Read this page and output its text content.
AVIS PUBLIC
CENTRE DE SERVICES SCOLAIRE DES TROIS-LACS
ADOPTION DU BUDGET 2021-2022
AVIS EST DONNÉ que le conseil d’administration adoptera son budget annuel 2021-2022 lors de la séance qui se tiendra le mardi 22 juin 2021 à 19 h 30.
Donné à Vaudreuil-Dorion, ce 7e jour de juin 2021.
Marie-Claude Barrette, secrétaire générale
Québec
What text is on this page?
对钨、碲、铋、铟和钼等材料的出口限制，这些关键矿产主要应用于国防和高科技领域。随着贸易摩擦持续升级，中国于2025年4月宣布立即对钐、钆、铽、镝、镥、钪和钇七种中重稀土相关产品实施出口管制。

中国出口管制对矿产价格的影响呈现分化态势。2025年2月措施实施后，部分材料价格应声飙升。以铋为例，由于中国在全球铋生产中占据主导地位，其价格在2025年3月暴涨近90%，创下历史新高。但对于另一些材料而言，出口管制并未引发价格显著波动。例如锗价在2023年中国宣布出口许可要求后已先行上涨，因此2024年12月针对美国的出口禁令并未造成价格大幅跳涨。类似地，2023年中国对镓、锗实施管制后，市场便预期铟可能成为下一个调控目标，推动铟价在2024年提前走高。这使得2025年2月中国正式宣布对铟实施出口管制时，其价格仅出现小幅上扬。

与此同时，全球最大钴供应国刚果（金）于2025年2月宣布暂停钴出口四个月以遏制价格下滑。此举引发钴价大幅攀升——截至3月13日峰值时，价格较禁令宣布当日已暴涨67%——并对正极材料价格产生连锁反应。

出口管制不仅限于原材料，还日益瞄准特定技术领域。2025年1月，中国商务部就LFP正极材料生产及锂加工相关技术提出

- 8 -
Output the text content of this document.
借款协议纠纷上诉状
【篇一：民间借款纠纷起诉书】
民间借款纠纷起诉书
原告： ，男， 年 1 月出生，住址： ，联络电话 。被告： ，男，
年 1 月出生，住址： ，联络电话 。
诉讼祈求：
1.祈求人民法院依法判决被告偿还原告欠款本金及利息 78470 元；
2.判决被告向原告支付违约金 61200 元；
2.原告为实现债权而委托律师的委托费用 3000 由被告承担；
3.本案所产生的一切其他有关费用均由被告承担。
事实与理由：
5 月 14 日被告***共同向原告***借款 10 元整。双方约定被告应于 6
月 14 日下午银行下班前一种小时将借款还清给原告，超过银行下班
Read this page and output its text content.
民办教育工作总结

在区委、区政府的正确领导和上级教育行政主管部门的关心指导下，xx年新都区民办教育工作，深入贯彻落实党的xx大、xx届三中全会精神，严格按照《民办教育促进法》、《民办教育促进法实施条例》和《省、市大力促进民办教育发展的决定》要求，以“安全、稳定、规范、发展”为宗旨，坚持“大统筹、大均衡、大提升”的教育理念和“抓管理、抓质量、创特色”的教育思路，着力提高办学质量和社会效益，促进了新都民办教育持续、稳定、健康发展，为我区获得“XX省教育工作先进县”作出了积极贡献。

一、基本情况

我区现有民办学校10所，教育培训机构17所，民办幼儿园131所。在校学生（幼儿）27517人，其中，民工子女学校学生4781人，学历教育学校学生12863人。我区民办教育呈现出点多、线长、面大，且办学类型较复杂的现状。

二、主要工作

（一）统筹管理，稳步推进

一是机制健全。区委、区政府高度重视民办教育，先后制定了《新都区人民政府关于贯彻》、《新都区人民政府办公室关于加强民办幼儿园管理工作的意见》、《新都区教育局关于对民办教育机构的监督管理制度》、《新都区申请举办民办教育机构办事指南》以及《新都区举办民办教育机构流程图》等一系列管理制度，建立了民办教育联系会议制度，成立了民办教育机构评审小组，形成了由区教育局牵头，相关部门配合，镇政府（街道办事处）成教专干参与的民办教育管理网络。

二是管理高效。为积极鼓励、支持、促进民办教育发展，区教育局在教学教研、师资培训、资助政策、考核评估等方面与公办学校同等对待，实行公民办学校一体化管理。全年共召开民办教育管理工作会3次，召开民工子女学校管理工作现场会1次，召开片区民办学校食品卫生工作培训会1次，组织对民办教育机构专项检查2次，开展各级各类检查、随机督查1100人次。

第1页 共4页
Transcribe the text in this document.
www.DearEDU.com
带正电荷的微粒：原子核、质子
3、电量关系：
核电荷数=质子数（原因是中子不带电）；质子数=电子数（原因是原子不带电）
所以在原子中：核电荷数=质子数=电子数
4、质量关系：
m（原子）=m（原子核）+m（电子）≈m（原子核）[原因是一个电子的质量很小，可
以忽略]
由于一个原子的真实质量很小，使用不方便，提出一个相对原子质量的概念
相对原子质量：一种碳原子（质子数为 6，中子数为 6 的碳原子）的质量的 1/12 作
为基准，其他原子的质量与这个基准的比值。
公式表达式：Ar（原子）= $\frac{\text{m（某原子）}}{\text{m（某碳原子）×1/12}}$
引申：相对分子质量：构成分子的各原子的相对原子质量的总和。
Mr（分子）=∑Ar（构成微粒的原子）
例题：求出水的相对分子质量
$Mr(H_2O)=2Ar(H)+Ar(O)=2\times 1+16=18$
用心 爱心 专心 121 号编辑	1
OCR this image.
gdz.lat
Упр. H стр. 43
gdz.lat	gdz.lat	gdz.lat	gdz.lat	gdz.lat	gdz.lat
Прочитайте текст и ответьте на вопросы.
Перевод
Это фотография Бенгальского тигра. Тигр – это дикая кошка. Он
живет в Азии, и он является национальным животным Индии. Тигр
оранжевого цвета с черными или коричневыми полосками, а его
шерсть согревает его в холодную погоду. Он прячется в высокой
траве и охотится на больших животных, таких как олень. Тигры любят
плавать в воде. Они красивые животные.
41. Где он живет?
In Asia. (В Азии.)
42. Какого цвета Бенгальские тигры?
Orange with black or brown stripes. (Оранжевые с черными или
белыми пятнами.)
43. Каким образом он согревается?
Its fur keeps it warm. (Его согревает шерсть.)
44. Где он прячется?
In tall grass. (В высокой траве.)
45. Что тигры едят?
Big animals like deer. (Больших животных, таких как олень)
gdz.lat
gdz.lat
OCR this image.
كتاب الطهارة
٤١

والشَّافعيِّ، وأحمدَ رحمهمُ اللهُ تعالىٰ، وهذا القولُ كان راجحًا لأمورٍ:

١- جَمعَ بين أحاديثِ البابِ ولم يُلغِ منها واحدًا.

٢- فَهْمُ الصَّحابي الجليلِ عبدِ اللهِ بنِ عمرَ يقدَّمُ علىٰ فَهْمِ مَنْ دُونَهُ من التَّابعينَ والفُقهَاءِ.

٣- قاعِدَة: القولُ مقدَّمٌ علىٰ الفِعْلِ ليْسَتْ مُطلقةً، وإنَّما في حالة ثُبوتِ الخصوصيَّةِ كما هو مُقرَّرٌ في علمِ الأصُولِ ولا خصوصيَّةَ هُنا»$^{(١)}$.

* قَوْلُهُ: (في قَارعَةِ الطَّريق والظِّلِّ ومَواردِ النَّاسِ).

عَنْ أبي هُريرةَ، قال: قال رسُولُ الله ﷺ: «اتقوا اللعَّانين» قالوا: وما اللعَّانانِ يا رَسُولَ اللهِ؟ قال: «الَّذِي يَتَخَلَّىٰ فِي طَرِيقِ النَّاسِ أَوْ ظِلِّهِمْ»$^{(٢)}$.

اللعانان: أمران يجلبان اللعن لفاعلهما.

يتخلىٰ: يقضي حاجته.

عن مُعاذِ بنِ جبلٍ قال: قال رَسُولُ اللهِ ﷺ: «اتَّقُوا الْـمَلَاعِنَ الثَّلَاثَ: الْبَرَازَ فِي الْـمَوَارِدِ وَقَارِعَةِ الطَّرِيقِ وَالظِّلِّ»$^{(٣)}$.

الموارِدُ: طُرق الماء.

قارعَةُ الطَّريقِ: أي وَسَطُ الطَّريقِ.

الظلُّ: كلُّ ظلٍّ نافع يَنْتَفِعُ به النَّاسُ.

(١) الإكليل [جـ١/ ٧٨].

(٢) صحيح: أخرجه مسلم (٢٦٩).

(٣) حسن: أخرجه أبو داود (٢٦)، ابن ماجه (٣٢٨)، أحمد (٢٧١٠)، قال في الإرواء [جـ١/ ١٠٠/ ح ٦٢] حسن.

* **To do**
Copy all lines from the entries that contain the word "أخرجه".

* **Written response**
(٢) صحيح: أخرجه مسلم (٢٦٩).
(٣) حسن: أخرجه أبو داود (٢٦)، ابن ماجه (٣٢٨)، أحمد (٢٧١٠)، قال في الإرواء [جـ١/ ١٠٠/ ح ٦٢] حسن.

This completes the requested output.